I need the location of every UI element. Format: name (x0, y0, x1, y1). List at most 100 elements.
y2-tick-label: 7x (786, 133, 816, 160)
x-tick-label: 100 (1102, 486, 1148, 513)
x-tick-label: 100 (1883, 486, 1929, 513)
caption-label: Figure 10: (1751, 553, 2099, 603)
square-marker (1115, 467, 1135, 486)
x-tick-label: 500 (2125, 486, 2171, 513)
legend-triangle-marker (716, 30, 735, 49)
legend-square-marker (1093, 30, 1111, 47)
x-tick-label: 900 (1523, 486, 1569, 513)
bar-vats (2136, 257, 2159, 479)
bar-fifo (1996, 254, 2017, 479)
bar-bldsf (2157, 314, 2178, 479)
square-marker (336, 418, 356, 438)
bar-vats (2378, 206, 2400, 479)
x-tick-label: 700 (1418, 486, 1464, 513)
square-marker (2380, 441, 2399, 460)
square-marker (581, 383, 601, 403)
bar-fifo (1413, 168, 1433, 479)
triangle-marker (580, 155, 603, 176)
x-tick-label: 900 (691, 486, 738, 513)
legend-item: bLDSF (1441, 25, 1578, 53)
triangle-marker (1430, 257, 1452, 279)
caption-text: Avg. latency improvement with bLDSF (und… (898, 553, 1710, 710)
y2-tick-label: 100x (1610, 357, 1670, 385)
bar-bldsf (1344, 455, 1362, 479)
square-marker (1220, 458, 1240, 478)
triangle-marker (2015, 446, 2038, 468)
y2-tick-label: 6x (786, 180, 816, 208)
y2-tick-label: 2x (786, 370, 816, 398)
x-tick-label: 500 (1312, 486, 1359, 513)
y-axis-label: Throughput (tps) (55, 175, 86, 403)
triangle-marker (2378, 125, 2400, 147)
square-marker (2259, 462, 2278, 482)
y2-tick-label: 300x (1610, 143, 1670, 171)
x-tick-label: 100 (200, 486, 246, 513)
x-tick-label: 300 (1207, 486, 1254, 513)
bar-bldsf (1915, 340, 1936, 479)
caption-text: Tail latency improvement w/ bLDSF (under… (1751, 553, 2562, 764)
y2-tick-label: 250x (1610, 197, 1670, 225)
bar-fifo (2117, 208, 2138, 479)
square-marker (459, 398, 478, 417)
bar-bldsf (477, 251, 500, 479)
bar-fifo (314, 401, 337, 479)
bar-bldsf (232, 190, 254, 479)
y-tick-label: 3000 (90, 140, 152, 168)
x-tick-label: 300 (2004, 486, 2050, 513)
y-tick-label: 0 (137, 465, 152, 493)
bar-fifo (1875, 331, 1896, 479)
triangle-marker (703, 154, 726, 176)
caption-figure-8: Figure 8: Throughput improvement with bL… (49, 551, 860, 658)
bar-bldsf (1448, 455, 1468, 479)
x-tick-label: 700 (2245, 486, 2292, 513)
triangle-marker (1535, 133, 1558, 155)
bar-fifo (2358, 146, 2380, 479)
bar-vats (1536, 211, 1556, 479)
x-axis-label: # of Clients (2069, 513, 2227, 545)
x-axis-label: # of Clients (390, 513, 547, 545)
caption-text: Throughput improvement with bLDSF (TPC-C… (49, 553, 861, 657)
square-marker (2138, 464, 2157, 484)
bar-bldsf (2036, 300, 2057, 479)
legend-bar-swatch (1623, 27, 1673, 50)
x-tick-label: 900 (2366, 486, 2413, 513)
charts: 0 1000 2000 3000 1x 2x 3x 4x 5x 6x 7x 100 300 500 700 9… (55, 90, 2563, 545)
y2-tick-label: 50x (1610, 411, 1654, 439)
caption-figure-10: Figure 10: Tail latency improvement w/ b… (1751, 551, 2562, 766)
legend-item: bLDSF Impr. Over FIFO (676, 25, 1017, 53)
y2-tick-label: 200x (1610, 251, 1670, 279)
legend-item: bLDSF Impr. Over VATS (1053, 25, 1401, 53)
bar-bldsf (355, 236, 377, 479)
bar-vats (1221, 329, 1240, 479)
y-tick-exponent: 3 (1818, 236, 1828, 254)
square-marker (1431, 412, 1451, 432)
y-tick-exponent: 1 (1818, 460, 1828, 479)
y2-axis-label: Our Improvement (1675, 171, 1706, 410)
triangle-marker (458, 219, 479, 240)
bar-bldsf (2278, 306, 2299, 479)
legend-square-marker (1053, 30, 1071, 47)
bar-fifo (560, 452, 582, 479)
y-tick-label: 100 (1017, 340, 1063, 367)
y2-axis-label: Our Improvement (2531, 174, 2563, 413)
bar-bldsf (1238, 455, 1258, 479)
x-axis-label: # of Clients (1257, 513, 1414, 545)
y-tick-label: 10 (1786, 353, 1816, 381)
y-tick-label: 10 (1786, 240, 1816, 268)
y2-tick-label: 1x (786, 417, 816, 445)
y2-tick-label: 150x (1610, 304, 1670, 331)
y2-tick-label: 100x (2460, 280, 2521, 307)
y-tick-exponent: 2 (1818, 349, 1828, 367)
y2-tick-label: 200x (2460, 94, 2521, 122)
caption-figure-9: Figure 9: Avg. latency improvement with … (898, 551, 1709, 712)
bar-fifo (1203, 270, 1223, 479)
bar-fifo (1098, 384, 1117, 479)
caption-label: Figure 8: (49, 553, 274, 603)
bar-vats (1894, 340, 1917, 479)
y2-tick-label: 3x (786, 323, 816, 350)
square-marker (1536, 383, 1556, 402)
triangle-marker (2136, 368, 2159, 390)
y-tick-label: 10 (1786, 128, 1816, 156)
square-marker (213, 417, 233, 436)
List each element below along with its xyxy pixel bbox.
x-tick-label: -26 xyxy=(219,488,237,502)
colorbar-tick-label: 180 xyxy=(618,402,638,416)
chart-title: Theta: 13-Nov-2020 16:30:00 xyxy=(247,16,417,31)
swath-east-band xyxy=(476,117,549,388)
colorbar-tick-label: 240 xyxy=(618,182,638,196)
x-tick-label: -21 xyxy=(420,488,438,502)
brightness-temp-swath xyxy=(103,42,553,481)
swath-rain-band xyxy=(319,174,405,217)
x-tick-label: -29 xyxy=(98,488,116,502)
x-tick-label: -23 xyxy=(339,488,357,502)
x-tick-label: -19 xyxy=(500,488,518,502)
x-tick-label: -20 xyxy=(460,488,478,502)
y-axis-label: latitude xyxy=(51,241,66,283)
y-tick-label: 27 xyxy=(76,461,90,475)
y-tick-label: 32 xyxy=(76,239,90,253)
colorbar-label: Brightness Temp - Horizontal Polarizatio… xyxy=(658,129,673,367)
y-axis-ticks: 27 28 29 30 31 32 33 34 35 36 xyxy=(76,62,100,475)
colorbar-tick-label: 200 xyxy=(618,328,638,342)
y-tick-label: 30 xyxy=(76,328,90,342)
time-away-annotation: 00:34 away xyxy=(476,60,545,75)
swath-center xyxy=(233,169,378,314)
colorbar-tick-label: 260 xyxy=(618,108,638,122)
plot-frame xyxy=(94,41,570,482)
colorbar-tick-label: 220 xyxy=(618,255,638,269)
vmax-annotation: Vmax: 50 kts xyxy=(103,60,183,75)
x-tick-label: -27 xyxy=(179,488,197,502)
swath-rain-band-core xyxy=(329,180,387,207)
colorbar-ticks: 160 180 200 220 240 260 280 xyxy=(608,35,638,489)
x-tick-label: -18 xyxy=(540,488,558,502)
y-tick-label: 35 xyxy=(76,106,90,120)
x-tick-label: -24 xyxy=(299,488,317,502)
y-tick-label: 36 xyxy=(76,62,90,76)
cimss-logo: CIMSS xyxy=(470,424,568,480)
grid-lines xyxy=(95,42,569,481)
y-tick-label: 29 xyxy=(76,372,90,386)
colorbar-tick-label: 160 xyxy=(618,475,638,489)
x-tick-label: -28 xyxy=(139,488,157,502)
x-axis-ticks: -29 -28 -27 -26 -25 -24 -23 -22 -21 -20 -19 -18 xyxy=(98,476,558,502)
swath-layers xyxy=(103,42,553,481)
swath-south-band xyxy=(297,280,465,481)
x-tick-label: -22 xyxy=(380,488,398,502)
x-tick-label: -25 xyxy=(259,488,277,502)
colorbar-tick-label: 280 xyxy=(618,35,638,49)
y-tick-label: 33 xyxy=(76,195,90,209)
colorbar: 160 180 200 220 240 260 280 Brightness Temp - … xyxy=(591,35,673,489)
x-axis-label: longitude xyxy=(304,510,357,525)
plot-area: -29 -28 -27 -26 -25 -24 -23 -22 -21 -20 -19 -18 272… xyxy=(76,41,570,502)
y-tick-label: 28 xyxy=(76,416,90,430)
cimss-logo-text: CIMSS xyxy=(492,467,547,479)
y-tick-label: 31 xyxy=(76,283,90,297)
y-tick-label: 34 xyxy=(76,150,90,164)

### Written exercise:
Copy the records above without changes, starting at their first line and ending at the line that contains "triangle-marker (2378, 125, 2400, 147)", with both of those lines included.

### Output below:
I need the location of every UI element. Format: name (x0, y0, x1, y1). List at most 100 elements.
y2-tick-label: 7x (786, 133, 816, 160)
x-tick-label: 100 (1102, 486, 1148, 513)
x-tick-label: 100 (1883, 486, 1929, 513)
caption-label: Figure 10: (1751, 553, 2099, 603)
square-marker (1115, 467, 1135, 486)
x-tick-label: 500 (2125, 486, 2171, 513)
legend-triangle-marker (716, 30, 735, 49)
legend-square-marker (1093, 30, 1111, 47)
x-tick-label: 900 (1523, 486, 1569, 513)
bar-vats (2136, 257, 2159, 479)
bar-fifo (1996, 254, 2017, 479)
bar-bldsf (2157, 314, 2178, 479)
square-marker (336, 418, 356, 438)
bar-vats (2378, 206, 2400, 479)
x-tick-label: 700 (1418, 486, 1464, 513)
square-marker (2380, 441, 2399, 460)
square-marker (581, 383, 601, 403)
bar-fifo (1413, 168, 1433, 479)
triangle-marker (580, 155, 603, 176)
x-tick-label: 900 (691, 486, 738, 513)
legend-item: bLDSF (1441, 25, 1578, 53)
triangle-marker (1430, 257, 1452, 279)
caption-text: Avg. latency improvement with bLDSF (und… (898, 553, 1710, 710)
y2-tick-label: 100x (1610, 357, 1670, 385)
bar-bldsf (1344, 455, 1362, 479)
square-marker (1220, 458, 1240, 478)
triangle-marker (2015, 446, 2038, 468)
y2-tick-label: 6x (786, 180, 816, 208)
y2-tick-label: 2x (786, 370, 816, 398)
x-tick-label: 500 (1312, 486, 1359, 513)
y-axis-label: Throughput (tps) (55, 175, 86, 403)
triangle-marker (2378, 125, 2400, 147)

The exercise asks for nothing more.